ОТРЫВОК ИЗ ДОКУМЕНТА -

__________

У вас огромное количество учеников. Уже среди наших спикеров, с кем мы успели поговорить, учителем вас называют как минимум трое, Евгений Кунин, Петр и Константин Чумаковы. С огромным пиететом говорят о вас все. Сотни или даже тысячи нынешних молекулярных биологов и вирусологов прослушали ваш курс лекций о вирусах, который стал легендарным. Что для вас учительство? Кого вы считаете своими учителями?

Конечно, мне доставляет огромную радость и удовлетворение достижения учеников. Вообще, к преподаванию я относился с самоотдачей, затрачивая на него уйму времени. Недавно была виртуальная встреча выпускников кафедры вирусологии МГУ, проживающих в США, на которой я сказал, что воспринимаю тех ее выпускников, кому преподавал, как родственников. А тех, с кем до сих пор поддерживаю связь, как близких родственников.

Что касается прямых учителей, то, назову двоих. Это уже упомянутый Илья Ильич Иванов. Основные уроки, которые я от него получил — это серьезное, я бы сказал, чистоплотное отношение к науке, необходимость строгого обоснования выводов, а также внимательного восприятие критики, но и отстаивания своей точки зрения. А второй — великий математик Израиль Моисеевич Гельфанд, биологический семинар которого я посещал свыше тридцати лет. Там он нас учил и воспитывал, демонстрируя яркие примеры глубокого проникновения в самую суть изучаемой проблемы и оценки действительной значимости этой проблемы для науки. Воспоминания (в том числе мои) об этом уникальном семинаре есть в открытом доступе.

__________

РАЗДЕЛ ЗАПИСЕЙ -
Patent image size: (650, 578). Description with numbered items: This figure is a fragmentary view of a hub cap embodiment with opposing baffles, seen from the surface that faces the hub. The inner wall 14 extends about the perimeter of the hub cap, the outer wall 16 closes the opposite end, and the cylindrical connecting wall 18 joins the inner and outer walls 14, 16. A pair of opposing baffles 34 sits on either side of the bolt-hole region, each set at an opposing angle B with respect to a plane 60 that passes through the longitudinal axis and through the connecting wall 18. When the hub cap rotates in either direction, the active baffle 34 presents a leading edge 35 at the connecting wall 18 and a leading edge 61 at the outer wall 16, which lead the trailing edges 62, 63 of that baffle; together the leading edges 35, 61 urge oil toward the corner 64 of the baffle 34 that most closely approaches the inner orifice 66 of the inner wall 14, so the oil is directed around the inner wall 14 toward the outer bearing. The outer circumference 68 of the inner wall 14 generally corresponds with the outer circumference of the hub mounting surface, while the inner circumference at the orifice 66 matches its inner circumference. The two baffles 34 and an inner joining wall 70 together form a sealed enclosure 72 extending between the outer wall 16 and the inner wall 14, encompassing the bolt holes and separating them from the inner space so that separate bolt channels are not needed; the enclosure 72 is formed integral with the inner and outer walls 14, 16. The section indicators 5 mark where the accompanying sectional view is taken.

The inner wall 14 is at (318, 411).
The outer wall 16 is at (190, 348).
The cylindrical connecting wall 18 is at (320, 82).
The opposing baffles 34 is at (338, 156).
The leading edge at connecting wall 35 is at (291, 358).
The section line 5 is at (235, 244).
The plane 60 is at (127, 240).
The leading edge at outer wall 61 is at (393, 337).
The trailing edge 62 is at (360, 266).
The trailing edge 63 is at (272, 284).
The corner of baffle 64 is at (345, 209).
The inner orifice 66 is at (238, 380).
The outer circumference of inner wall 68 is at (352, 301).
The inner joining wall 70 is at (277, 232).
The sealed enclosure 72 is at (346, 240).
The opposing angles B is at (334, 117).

__________

ПО ДАННЫМ ТЕКСТА -
A - Проверьте по отрывку из документа три утверждения: (i) биологический семинар Гельфанда отвечающий посещал свыше тридцати лет; (ii) выпускников, с которыми до сих пор поддерживает связь, он воспринимает как близких родственников; (iii) встреча выпускников кафедры вирусологии МГУ прошла очно в Москве. На каждое ответьте «да» или «нет» и дословно приведите решающие слова текста.
B - Поясните по отрывку из документа, чему и каким способом Гельфанд учил участников своего семинара.
Записи здесь никак не используются.

ГОТОВЫЕ ОТВЕТЫ -
A -
(i) Да: «биологический семинар которого я посещал свыше тридцати лет».
(ii) Да: «А тех, с кем до сих пор поддерживаю связь, как близких родственников».
(iii) Нет: «Недавно была виртуальная встреча выпускников кафедры вирусологии МГУ, проживающих в США».

B - На семинаре Гельфанд учил и воспитывал участников. Он показывал им яркие примеры того, как глубоко проникнуть в самую суть изучаемой проблемы и оценить, насколько она на самом деле важна для науки.